• _The exercise_:
Report all lines holding "color".

* start *

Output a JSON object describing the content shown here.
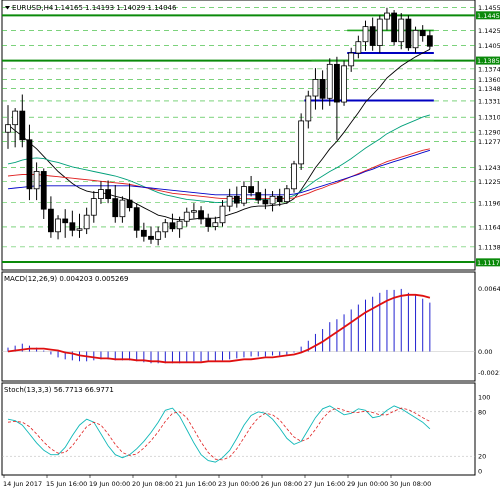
{
  "main": {
    "symbol_title": "EURUSD,H4",
    "ohlc": "1.14165 1.14193 1.14029 1.14046",
    "price_labels": [
      "1.14555",
      "1.14450",
      "1.14250",
      "1.14050",
      "1.13850",
      "1.13740",
      "1.13600",
      "1.13480",
      "1.13315",
      "1.13100",
      "1.12900",
      "1.12775",
      "1.12430",
      "1.12250",
      "1.11965",
      "1.11645",
      "1.11380"
    ],
    "green_tag_labels": [
      "1.14450",
      "1.13850",
      "1.11175"
    ],
    "ylim": [
      1.111,
      1.146
    ],
    "candles": [
      [
        1.129,
        1.1326,
        1.1268,
        1.13
      ],
      [
        1.13,
        1.1322,
        1.127,
        1.1318
      ],
      [
        1.1318,
        1.134,
        1.127,
        1.128
      ],
      [
        1.128,
        1.13,
        1.12,
        1.1215
      ],
      [
        1.1215,
        1.125,
        1.12,
        1.1238
      ],
      [
        1.1238,
        1.1242,
        1.1175,
        1.1188
      ],
      [
        1.1188,
        1.1205,
        1.115,
        1.1158
      ],
      [
        1.1158,
        1.118,
        1.1148,
        1.1175
      ],
      [
        1.1175,
        1.1188,
        1.115,
        1.117
      ],
      [
        1.117,
        1.1186,
        1.1152,
        1.116
      ],
      [
        1.116,
        1.1182,
        1.115,
        1.1162
      ],
      [
        1.1162,
        1.119,
        1.1155,
        1.118
      ],
      [
        1.118,
        1.1212,
        1.117,
        1.1202
      ],
      [
        1.1202,
        1.1225,
        1.1195,
        1.1214
      ],
      [
        1.1214,
        1.1226,
        1.1196,
        1.1202
      ],
      [
        1.1202,
        1.122,
        1.117,
        1.1178
      ],
      [
        1.1178,
        1.1205,
        1.117,
        1.12
      ],
      [
        1.12,
        1.1222,
        1.1185,
        1.119
      ],
      [
        1.119,
        1.1196,
        1.115,
        1.116
      ],
      [
        1.116,
        1.117,
        1.1145,
        1.1152
      ],
      [
        1.1152,
        1.1165,
        1.1142,
        1.1148
      ],
      [
        1.1148,
        1.1165,
        1.114,
        1.1158
      ],
      [
        1.1158,
        1.1175,
        1.115,
        1.117
      ],
      [
        1.117,
        1.1182,
        1.1158,
        1.1162
      ],
      [
        1.1162,
        1.1178,
        1.115,
        1.1172
      ],
      [
        1.1172,
        1.119,
        1.1165,
        1.1184
      ],
      [
        1.1184,
        1.1196,
        1.1176,
        1.1186
      ],
      [
        1.1186,
        1.1192,
        1.1168,
        1.1175
      ],
      [
        1.1175,
        1.1182,
        1.1158,
        1.1165
      ],
      [
        1.1165,
        1.1178,
        1.116,
        1.117
      ],
      [
        1.117,
        1.12,
        1.1165,
        1.1192
      ],
      [
        1.1192,
        1.1215,
        1.1185,
        1.1205
      ],
      [
        1.1205,
        1.1218,
        1.119,
        1.1196
      ],
      [
        1.1196,
        1.1225,
        1.1192,
        1.1218
      ],
      [
        1.1218,
        1.1232,
        1.1205,
        1.121
      ],
      [
        1.121,
        1.1225,
        1.1195,
        1.12
      ],
      [
        1.12,
        1.1215,
        1.1188,
        1.1195
      ],
      [
        1.1195,
        1.1212,
        1.1185,
        1.1205
      ],
      [
        1.1205,
        1.1215,
        1.1192,
        1.1198
      ],
      [
        1.1198,
        1.122,
        1.1195,
        1.1215
      ],
      [
        1.1215,
        1.1252,
        1.121,
        1.1248
      ],
      [
        1.1248,
        1.1315,
        1.124,
        1.1305
      ],
      [
        1.1305,
        1.1345,
        1.1295,
        1.1338
      ],
      [
        1.1338,
        1.1375,
        1.132,
        1.136
      ],
      [
        1.136,
        1.1372,
        1.132,
        1.1335
      ],
      [
        1.1335,
        1.1388,
        1.1325,
        1.138
      ],
      [
        1.138,
        1.139,
        1.128,
        1.133
      ],
      [
        1.133,
        1.1385,
        1.1325,
        1.1378
      ],
      [
        1.1378,
        1.1402,
        1.137,
        1.1395
      ],
      [
        1.1395,
        1.1418,
        1.1388,
        1.141
      ],
      [
        1.141,
        1.1438,
        1.1398,
        1.143
      ],
      [
        1.143,
        1.1442,
        1.1398,
        1.1405
      ],
      [
        1.1405,
        1.1445,
        1.1395,
        1.144
      ],
      [
        1.144,
        1.1455,
        1.1425,
        1.1448
      ],
      [
        1.1448,
        1.1452,
        1.1405,
        1.141
      ],
      [
        1.141,
        1.1448,
        1.14,
        1.144
      ],
      [
        1.144,
        1.1445,
        1.1398,
        1.1402
      ],
      [
        1.1402,
        1.143,
        1.1395,
        1.1425
      ],
      [
        1.1425,
        1.1432,
        1.141,
        1.1418
      ],
      [
        1.1418,
        1.1425,
        1.14,
        1.1404
      ]
    ],
    "moving_averages": [
      {
        "color": "#000000",
        "values": [
          1.13,
          1.1292,
          1.1285,
          1.1276,
          1.1268,
          1.1258,
          1.1248,
          1.1238,
          1.123,
          1.1222,
          1.1216,
          1.1212,
          1.121,
          1.121,
          1.1208,
          1.1205,
          1.1203,
          1.12,
          1.1195,
          1.119,
          1.1185,
          1.118,
          1.1178,
          1.1175,
          1.1174,
          1.1174,
          1.1175,
          1.1176,
          1.1176,
          1.1176,
          1.1178,
          1.1181,
          1.1184,
          1.1188,
          1.1191,
          1.1192,
          1.1192,
          1.1193,
          1.1194,
          1.1196,
          1.1202,
          1.1214,
          1.1228,
          1.1243,
          1.1255,
          1.1268,
          1.1278,
          1.129,
          1.1303,
          1.1316,
          1.133,
          1.134,
          1.135,
          1.1362,
          1.137,
          1.1378,
          1.1384,
          1.139,
          1.1395,
          1.14
        ]
      },
      {
        "color": "#00a07a",
        "values": [
          1.1248,
          1.125,
          1.1253,
          1.1255,
          1.1256,
          1.1255,
          1.1252,
          1.125,
          1.1247,
          1.1244,
          1.1242,
          1.124,
          1.1238,
          1.1236,
          1.1234,
          1.1232,
          1.1229,
          1.1226,
          1.1222,
          1.1218,
          1.1214,
          1.121,
          1.1207,
          1.1205,
          1.1203,
          1.1201,
          1.12,
          1.1199,
          1.1198,
          1.1197,
          1.1197,
          1.1198,
          1.1199,
          1.12,
          1.1201,
          1.1201,
          1.1201,
          1.1202,
          1.1202,
          1.1203,
          1.1206,
          1.1212,
          1.1219,
          1.1226,
          1.1232,
          1.1238,
          1.1243,
          1.1249,
          1.1255,
          1.1262,
          1.1269,
          1.1275,
          1.1281,
          1.1288,
          1.1293,
          1.1298,
          1.1302,
          1.1306,
          1.131,
          1.1313
        ]
      },
      {
        "color": "#e02020",
        "values": [
          1.1232,
          1.1233,
          1.1234,
          1.1234,
          1.1234,
          1.1233,
          1.1232,
          1.1231,
          1.123,
          1.1229,
          1.1228,
          1.1227,
          1.1226,
          1.1225,
          1.1224,
          1.1223,
          1.1222,
          1.1221,
          1.1219,
          1.1217,
          1.1215,
          1.1213,
          1.1211,
          1.1209,
          1.1208,
          1.1207,
          1.1206,
          1.1205,
          1.1204,
          1.1203,
          1.1202,
          1.1202,
          1.1202,
          1.1202,
          1.1202,
          1.1202,
          1.1202,
          1.1202,
          1.1202,
          1.1202,
          1.1203,
          1.1206,
          1.1209,
          1.1213,
          1.1216,
          1.122,
          1.1223,
          1.1227,
          1.1231,
          1.1235,
          1.1239,
          1.1243,
          1.1247,
          1.1251,
          1.1254,
          1.1257,
          1.126,
          1.1263,
          1.1266,
          1.1268
        ]
      },
      {
        "color": "#0000c8",
        "values": [
          1.1215,
          1.1216,
          1.1217,
          1.1218,
          1.1219,
          1.1219,
          1.1219,
          1.1219,
          1.1219,
          1.1219,
          1.1219,
          1.1219,
          1.1219,
          1.1219,
          1.1219,
          1.1219,
          1.1219,
          1.1219,
          1.1218,
          1.1217,
          1.1216,
          1.1215,
          1.1214,
          1.1213,
          1.1212,
          1.1211,
          1.121,
          1.1209,
          1.1208,
          1.1207,
          1.1207,
          1.1207,
          1.1207,
          1.1207,
          1.1207,
          1.1207,
          1.1207,
          1.1207,
          1.1207,
          1.1207,
          1.1208,
          1.121,
          1.1213,
          1.1216,
          1.1219,
          1.1222,
          1.1225,
          1.1228,
          1.1231,
          1.1234,
          1.1238,
          1.1241,
          1.1245,
          1.1248,
          1.1251,
          1.1254,
          1.1257,
          1.126,
          1.1263,
          1.1266
        ]
      }
    ],
    "green_levels": [
      1.1445,
      1.1385,
      1.1118
    ],
    "green_segments": [
      {
        "value": 1.1425,
        "from": 48,
        "to": 59
      },
      {
        "value": 1.1385,
        "from": 43,
        "to": 59
      }
    ],
    "blue_segments": [
      {
        "value": 1.1395,
        "from": 48,
        "to": 59
      },
      {
        "value": 1.1332,
        "from": 42,
        "to": 59
      }
    ]
  },
  "macd": {
    "title": "MACD(12,26,9) 0.004203 0.005269",
    "labels": [
      "0.006446",
      "0.00",
      "-0.00213"
    ],
    "ylim": [
      -0.0024,
      0.0068
    ],
    "histogram": [
      0.0004,
      0.0006,
      0.0008,
      0.0006,
      0.0004,
      0.0001,
      -0.0003,
      -0.0006,
      -0.0008,
      -0.0009,
      -0.001,
      -0.001,
      -0.0009,
      -0.0008,
      -0.0008,
      -0.0009,
      -0.0009,
      -0.0009,
      -0.001,
      -0.0011,
      -0.0012,
      -0.0012,
      -0.0012,
      -0.0012,
      -0.0012,
      -0.0011,
      -0.001,
      -0.001,
      -0.001,
      -0.001,
      -0.0009,
      -0.0008,
      -0.0007,
      -0.0006,
      -0.0005,
      -0.0005,
      -0.0005,
      -0.0004,
      -0.0004,
      -0.0003,
      -0.0001,
      0.0005,
      0.0011,
      0.0018,
      0.0023,
      0.003,
      0.0033,
      0.0038,
      0.0043,
      0.0048,
      0.0053,
      0.0056,
      0.006,
      0.0063,
      0.0063,
      0.0064,
      0.006,
      0.0058,
      0.0054,
      0.005
    ],
    "signal": [
      0.0,
      0.0001,
      0.0002,
      0.0003,
      0.0003,
      0.0003,
      0.0002,
      0.0001,
      -0.0001,
      -0.0002,
      -0.0004,
      -0.0005,
      -0.0006,
      -0.0007,
      -0.0007,
      -0.0008,
      -0.0008,
      -0.0008,
      -0.0009,
      -0.0009,
      -0.001,
      -0.001,
      -0.0011,
      -0.0011,
      -0.0011,
      -0.0011,
      -0.0011,
      -0.0011,
      -0.001,
      -0.001,
      -0.001,
      -0.001,
      -0.0009,
      -0.0008,
      -0.0008,
      -0.0007,
      -0.0006,
      -0.0006,
      -0.0005,
      -0.0004,
      -0.0003,
      -0.0001,
      0.0002,
      0.0006,
      0.001,
      0.0015,
      0.002,
      0.0025,
      0.003,
      0.0035,
      0.004,
      0.0044,
      0.0048,
      0.0052,
      0.0055,
      0.0057,
      0.0058,
      0.0058,
      0.0057,
      0.0055
    ]
  },
  "stoch": {
    "title": "Stoch(13,3,3) 56.7713 66.9771",
    "labels": [
      "100",
      "80",
      "20",
      "0"
    ],
    "main": [
      70,
      68,
      62,
      50,
      38,
      28,
      22,
      22,
      32,
      48,
      62,
      70,
      66,
      50,
      34,
      22,
      18,
      22,
      30,
      40,
      52,
      66,
      82,
      85,
      74,
      56,
      38,
      22,
      14,
      12,
      18,
      28,
      44,
      62,
      75,
      80,
      78,
      70,
      58,
      44,
      36,
      40,
      56,
      72,
      84,
      88,
      82,
      76,
      78,
      84,
      82,
      72,
      74,
      82,
      88,
      84,
      78,
      72,
      66,
      57
    ],
    "signal": [
      66,
      67,
      66,
      60,
      50,
      39,
      30,
      24,
      25,
      34,
      47,
      60,
      66,
      62,
      50,
      36,
      25,
      21,
      23,
      31,
      41,
      53,
      67,
      78,
      80,
      72,
      56,
      39,
      25,
      16,
      15,
      19,
      30,
      45,
      60,
      72,
      78,
      76,
      69,
      57,
      46,
      40,
      44,
      56,
      71,
      81,
      85,
      82,
      79,
      79,
      81,
      79,
      76,
      76,
      81,
      85,
      83,
      78,
      72,
      67
    ]
  },
  "time_labels": [
    "14 Jun 2017",
    "15 Jun 16:00",
    "19 Jun 00:00",
    "20 Jun 08:00",
    "21 Jun 16:00",
    "23 Jun 00:00",
    "26 Jun 08:00",
    "27 Jun 16:00",
    "29 Jun 00:00",
    "30 Jun 08:00"
  ]
}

* end *

• _The solution_:
        "color": "#000000",
        "color": "#00a07a",
        "color": "#e02020",
        "color": "#0000c8",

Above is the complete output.